(Beginning of EXERCISE MATERIAL)

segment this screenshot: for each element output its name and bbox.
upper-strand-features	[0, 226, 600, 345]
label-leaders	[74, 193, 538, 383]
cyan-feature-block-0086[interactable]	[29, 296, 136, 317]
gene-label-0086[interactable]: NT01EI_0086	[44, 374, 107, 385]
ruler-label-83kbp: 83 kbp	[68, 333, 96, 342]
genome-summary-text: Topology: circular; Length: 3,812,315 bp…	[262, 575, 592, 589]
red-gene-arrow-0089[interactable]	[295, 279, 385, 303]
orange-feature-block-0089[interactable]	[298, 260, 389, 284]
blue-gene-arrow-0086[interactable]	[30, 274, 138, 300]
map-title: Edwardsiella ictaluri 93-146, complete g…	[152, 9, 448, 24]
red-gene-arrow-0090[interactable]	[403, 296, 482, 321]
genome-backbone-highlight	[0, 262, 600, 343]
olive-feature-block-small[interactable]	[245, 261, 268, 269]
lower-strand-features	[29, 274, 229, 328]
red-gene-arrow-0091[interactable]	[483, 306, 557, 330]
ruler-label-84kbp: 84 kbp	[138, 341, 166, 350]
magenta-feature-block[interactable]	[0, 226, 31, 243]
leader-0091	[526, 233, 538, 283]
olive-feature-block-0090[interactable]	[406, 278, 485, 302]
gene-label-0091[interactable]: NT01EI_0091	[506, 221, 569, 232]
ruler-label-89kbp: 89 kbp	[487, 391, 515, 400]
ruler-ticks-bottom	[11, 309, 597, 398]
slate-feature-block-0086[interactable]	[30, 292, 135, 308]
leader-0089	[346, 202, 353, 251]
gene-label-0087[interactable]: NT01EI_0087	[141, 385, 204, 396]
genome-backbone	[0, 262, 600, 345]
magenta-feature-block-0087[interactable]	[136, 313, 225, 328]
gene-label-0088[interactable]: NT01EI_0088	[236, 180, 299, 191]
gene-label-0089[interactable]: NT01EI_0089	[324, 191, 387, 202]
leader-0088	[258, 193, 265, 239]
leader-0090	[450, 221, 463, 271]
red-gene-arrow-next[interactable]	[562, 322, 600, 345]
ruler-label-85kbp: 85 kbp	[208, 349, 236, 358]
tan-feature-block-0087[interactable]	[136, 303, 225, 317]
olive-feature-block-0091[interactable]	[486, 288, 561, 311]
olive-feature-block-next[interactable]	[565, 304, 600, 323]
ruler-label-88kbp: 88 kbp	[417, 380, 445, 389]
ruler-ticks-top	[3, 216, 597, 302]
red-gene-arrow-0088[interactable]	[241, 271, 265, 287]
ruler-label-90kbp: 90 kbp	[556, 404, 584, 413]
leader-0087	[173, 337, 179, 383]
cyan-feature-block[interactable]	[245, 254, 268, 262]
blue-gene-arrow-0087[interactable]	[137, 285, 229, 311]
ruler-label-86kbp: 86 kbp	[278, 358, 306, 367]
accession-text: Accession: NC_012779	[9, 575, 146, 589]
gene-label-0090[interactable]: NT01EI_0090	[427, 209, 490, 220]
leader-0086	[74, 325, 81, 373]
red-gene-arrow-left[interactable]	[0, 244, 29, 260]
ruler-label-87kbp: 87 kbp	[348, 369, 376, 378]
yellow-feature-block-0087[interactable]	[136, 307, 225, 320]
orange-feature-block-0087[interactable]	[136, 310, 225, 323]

(End of EXERCISE MATERIAL)

THE PROBLEM:
Retype all the data exactly, line for line.

TASK ANSWER:
segment this screenshot: for each element output its name and bbox.
upper-strand-features	[0, 226, 600, 345]
label-leaders	[74, 193, 538, 383]
cyan-feature-block-0086[interactable]	[29, 296, 136, 317]
gene-label-0086[interactable]: NT01EI_0086	[44, 374, 107, 385]
ruler-label-83kbp: 83 kbp	[68, 333, 96, 342]
genome-summary-text: Topology: circular; Length: 3,812,315 bp…	[262, 575, 592, 589]
red-gene-arrow-0089[interactable]	[295, 279, 385, 303]
orange-feature-block-0089[interactable]	[298, 260, 389, 284]
blue-gene-arrow-0086[interactable]	[30, 274, 138, 300]
map-title: Edwardsiella ictaluri 93-146, complete g…	[152, 9, 448, 24]
red-gene-arrow-0090[interactable]	[403, 296, 482, 321]
genome-backbone-highlight	[0, 262, 600, 343]
olive-feature-block-small[interactable]	[245, 261, 268, 269]
lower-strand-features	[29, 274, 229, 328]
red-gene-arrow-0091[interactable]	[483, 306, 557, 330]
ruler-label-84kbp: 84 kbp	[138, 341, 166, 350]
magenta-feature-block[interactable]	[0, 226, 31, 243]
leader-0091	[526, 233, 538, 283]
olive-feature-block-0090[interactable]	[406, 278, 485, 302]
gene-label-0091[interactable]: NT01EI_0091	[506, 221, 569, 232]
ruler-label-89kbp: 89 kbp	[487, 391, 515, 400]
ruler-ticks-bottom	[11, 309, 597, 398]
slate-feature-block-0086[interactable]	[30, 292, 135, 308]
leader-0089	[346, 202, 353, 251]
gene-label-0087[interactable]: NT01EI_0087	[141, 385, 204, 396]
genome-backbone	[0, 262, 600, 345]
magenta-feature-block-0087[interactable]	[136, 313, 225, 328]
gene-label-0088[interactable]: NT01EI_0088	[236, 180, 299, 191]
gene-label-0089[interactable]: NT01EI_0089	[324, 191, 387, 202]
leader-0088	[258, 193, 265, 239]
leader-0090	[450, 221, 463, 271]
red-gene-arrow-next[interactable]	[562, 322, 600, 345]
ruler-label-85kbp: 85 kbp	[208, 349, 236, 358]
tan-feature-block-0087[interactable]	[136, 303, 225, 317]
olive-feature-block-0091[interactable]	[486, 288, 561, 311]
olive-feature-block-next[interactable]	[565, 304, 600, 323]
ruler-label-88kbp: 88 kbp	[417, 380, 445, 389]
ruler-ticks-top	[3, 216, 597, 302]
red-gene-arrow-0088[interactable]	[241, 271, 265, 287]
ruler-label-90kbp: 90 kbp	[556, 404, 584, 413]
leader-0087	[173, 337, 179, 383]
cyan-feature-block[interactable]	[245, 254, 268, 262]
blue-gene-arrow-0087[interactable]	[137, 285, 229, 311]
ruler-label-86kbp: 86 kbp	[278, 358, 306, 367]
accession-text: Accession: NC_012779	[9, 575, 146, 589]
gene-label-0090[interactable]: NT01EI_0090	[427, 209, 490, 220]
leader-0086	[74, 325, 81, 373]
red-gene-arrow-left[interactable]	[0, 244, 29, 260]
ruler-label-87kbp: 87 kbp	[348, 369, 376, 378]
yellow-feature-block-0087[interactable]	[136, 307, 225, 320]
orange-feature-block-0087[interactable]	[136, 310, 225, 323]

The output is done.